** BEGIN Task data **

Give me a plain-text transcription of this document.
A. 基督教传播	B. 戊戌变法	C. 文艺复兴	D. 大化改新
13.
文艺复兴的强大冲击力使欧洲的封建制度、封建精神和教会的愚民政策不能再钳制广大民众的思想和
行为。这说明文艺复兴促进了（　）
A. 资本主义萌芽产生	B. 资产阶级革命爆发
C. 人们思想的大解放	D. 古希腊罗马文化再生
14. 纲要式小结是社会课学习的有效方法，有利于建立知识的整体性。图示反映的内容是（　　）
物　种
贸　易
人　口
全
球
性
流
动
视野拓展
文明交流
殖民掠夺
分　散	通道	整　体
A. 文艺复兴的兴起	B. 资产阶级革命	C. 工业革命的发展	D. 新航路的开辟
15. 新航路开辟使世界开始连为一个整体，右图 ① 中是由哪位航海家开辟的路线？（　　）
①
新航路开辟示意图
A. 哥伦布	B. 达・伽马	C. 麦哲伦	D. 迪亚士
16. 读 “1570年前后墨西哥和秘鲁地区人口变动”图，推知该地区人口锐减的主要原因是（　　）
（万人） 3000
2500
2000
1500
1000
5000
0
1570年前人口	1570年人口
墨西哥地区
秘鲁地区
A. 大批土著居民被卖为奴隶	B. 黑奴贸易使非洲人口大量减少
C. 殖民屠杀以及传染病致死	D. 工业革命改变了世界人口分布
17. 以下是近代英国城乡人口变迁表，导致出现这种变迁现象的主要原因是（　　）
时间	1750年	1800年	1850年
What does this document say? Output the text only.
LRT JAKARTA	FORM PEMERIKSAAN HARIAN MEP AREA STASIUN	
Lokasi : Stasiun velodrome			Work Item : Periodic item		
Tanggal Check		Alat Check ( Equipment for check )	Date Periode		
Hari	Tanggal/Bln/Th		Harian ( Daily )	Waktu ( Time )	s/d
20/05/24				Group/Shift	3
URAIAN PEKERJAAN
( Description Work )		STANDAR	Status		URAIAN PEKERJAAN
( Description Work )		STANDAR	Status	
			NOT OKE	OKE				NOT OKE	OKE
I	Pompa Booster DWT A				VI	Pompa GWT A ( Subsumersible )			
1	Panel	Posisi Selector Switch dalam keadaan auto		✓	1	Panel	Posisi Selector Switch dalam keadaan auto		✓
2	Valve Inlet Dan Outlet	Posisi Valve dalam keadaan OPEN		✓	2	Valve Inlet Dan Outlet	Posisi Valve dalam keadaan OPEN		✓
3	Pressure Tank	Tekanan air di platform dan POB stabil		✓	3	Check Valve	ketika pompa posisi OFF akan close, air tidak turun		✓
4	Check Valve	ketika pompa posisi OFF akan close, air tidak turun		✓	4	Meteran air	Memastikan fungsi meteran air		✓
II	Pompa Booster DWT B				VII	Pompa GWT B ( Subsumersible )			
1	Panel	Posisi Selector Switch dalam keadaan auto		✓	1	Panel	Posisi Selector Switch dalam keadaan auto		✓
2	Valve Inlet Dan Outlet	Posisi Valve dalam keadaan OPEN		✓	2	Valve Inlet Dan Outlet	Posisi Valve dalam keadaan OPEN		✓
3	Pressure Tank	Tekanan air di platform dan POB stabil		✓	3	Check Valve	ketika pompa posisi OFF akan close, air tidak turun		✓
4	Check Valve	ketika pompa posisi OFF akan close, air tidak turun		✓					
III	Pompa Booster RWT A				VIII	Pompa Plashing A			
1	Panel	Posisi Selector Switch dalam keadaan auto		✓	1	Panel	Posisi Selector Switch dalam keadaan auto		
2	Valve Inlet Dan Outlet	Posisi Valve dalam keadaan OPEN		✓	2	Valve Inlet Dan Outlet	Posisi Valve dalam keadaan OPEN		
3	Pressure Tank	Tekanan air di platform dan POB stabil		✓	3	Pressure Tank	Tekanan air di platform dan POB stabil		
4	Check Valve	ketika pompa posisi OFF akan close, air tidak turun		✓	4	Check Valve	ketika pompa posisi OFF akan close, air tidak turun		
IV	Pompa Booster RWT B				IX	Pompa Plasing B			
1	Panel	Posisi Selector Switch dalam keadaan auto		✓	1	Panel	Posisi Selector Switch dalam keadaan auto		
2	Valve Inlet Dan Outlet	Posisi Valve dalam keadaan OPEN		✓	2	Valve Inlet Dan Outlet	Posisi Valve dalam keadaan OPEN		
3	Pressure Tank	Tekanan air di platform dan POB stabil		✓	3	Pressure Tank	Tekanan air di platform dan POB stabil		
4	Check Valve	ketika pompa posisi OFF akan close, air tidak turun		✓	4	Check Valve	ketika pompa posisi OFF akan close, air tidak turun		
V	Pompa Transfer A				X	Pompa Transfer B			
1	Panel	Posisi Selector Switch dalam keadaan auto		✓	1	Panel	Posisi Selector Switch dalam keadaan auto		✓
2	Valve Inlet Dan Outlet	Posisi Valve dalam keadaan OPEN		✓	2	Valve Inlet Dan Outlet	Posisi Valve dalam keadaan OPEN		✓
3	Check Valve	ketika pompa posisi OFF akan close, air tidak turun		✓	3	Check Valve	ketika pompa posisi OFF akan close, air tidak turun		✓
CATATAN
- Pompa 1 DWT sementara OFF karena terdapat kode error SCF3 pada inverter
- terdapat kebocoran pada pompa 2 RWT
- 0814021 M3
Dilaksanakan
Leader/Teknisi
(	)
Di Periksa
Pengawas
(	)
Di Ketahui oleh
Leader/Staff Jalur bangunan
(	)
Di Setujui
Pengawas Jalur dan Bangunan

** END Task data **

**What to produce**
Give all the records again. Match them exactly.

**Correct output**
Give me a plain-text transcription of this document.
A. 基督教传播	B. 戊戌变法	C. 文艺复兴	D. 大化改新
13.
文艺复兴的强大冲击力使欧洲的封建制度、封建精神和教会的愚民政策不能再钳制广大民众的思想和
行为。这说明文艺复兴促进了（　）
A. 资本主义萌芽产生	B. 资产阶级革命爆发
C. 人们思想的大解放	D. 古希腊罗马文化再生
14. 纲要式小结是社会课学习的有效方法，有利于建立知识的整体性。图示反映的内容是（　　）
物　种
贸　易
人　口
全
球
性
流
动
视野拓展
文明交流
殖民掠夺
分　散	通道	整　体
A. 文艺复兴的兴起	B. 资产阶级革命	C. 工业革命的发展	D. 新航路的开辟
15. 新航路开辟使世界开始连为一个整体，右图 ① 中是由哪位航海家开辟的路线？（　　）
①
新航路开辟示意图
A. 哥伦布	B. 达・伽马	C. 麦哲伦	D. 迪亚士
16. 读 “1570年前后墨西哥和秘鲁地区人口变动”图，推知该地区人口锐减的主要原因是（　　）
（万人） 3000
2500
2000
1500
1000
5000
0
1570年前人口	1570年人口
墨西哥地区
秘鲁地区
A. 大批土著居民被卖为奴隶	B. 黑奴贸易使非洲人口大量减少
C. 殖民屠杀以及传染病致死	D. 工业革命改变了世界人口分布
17. 以下是近代英国城乡人口变迁表，导致出现这种变迁现象的主要原因是（　　）
时间	1750年	1800年	1850年
What does this document say? Output the text only.
LRT JAKARTA	FORM PEMERIKSAAN HARIAN MEP AREA STASIUN	
Lokasi : Stasiun velodrome			Work Item : Periodic item		
Tanggal Check		Alat Check ( Equipment for check )	Date Periode		
Hari	Tanggal/Bln/Th		Harian ( Daily )	Waktu ( Time )	s/d
20/05/24				Group/Shift	3
URAIAN PEKERJAAN
( Description Work )		STANDAR	Status		URAIAN PEKERJAAN
( Description Work )		STANDAR	Status	
			NOT OKE	OKE				NOT OKE	OKE
I	Pompa Booster DWT A				VI	Pompa GWT A ( Subsumersible )			
1	Panel	Posisi Selector Switch dalam keadaan auto		✓	1	Panel	Posisi Selector Switch dalam keadaan auto		✓
2	Valve Inlet Dan Outlet	Posisi Valve dalam keadaan OPEN		✓	2	Valve Inlet Dan Outlet	Posisi Valve dalam keadaan OPEN		✓
3	Pressure Tank	Tekanan air di platform dan POB stabil		✓	3	Check Valve	ketika pompa posisi OFF akan close, air tidak turun		✓
4	Check Valve	ketika pompa posisi OFF akan close, air tidak turun		✓	4	Meteran air	Memastikan fungsi meteran air		✓
II	Pompa Booster DWT B				VII	Pompa GWT B ( Subsumersible )			
1	Panel	Posisi Selector Switch dalam keadaan auto		✓	1	Panel	Posisi Selector Switch dalam keadaan auto		✓
2	Valve Inlet Dan Outlet	Posisi Valve dalam keadaan OPEN		✓	2	Valve Inlet Dan Outlet	Posisi Valve dalam keadaan OPEN		✓
3	Pressure Tank	Tekanan air di platform dan POB stabil		✓	3	Check Valve	ketika pompa posisi OFF akan close, air tidak turun		✓
4	Check Valve	ketika pompa posisi OFF akan close, air tidak turun		✓					
III	Pompa Booster RWT A				VIII	Pompa Plashing A			
1	Panel	Posisi Selector Switch dalam keadaan auto		✓	1	Panel	Posisi Selector Switch dalam keadaan auto		
2	Valve Inlet Dan Outlet	Posisi Valve dalam keadaan OPEN		✓	2	Valve Inlet Dan Outlet	Posisi Valve dalam keadaan OPEN		
3	Pressure Tank	Tekanan air di platform dan POB stabil		✓	3	Pressure Tank	Tekanan air di platform dan POB stabil		
4	Check Valve	ketika pompa posisi OFF akan close, air tidak turun		✓	4	Check Valve	ketika pompa posisi OFF akan close, air tidak turun		
IV	Pompa Booster RWT B				IX	Pompa Plasing B			
1	Panel	Posisi Selector Switch dalam keadaan auto		✓	1	Panel	Posisi Selector Switch dalam keadaan auto		
2	Valve Inlet Dan Outlet	Posisi Valve dalam keadaan OPEN		✓	2	Valve Inlet Dan Outlet	Posisi Valve dalam keadaan OPEN		
3	Pressure Tank	Tekanan air di platform dan POB stabil		✓	3	Pressure Tank	Tekanan air di platform dan POB stabil		
4	Check Valve	ketika pompa posisi OFF akan close, air tidak turun		✓	4	Check Valve	ketika pompa posisi OFF akan close, air tidak turun		
V	Pompa Transfer A				X	Pompa Transfer B			
1	Panel	Posisi Selector Switch dalam keadaan auto		✓	1	Panel	Posisi Selector Switch dalam keadaan auto		✓
2	Valve Inlet Dan Outlet	Posisi Valve dalam keadaan OPEN		✓	2	Valve Inlet Dan Outlet	Posisi Valve dalam keadaan OPEN		✓
3	Check Valve	ketika pompa posisi OFF akan close, air tidak turun		✓	3	Check Valve	ketika pompa posisi OFF akan close, air tidak turun		✓
CATATAN
- Pompa 1 DWT sementara OFF karena terdapat kode error SCF3 pada inverter
- terdapat kebocoran pada pompa 2 RWT
- 0814021 M3
Dilaksanakan
Leader/Teknisi
(	)
Di Periksa
Pengawas
(	)
Di Ketahui oleh
Leader/Staff Jalur bangunan
(	)
Di Setujui
Pengawas Jalur dan Bangunan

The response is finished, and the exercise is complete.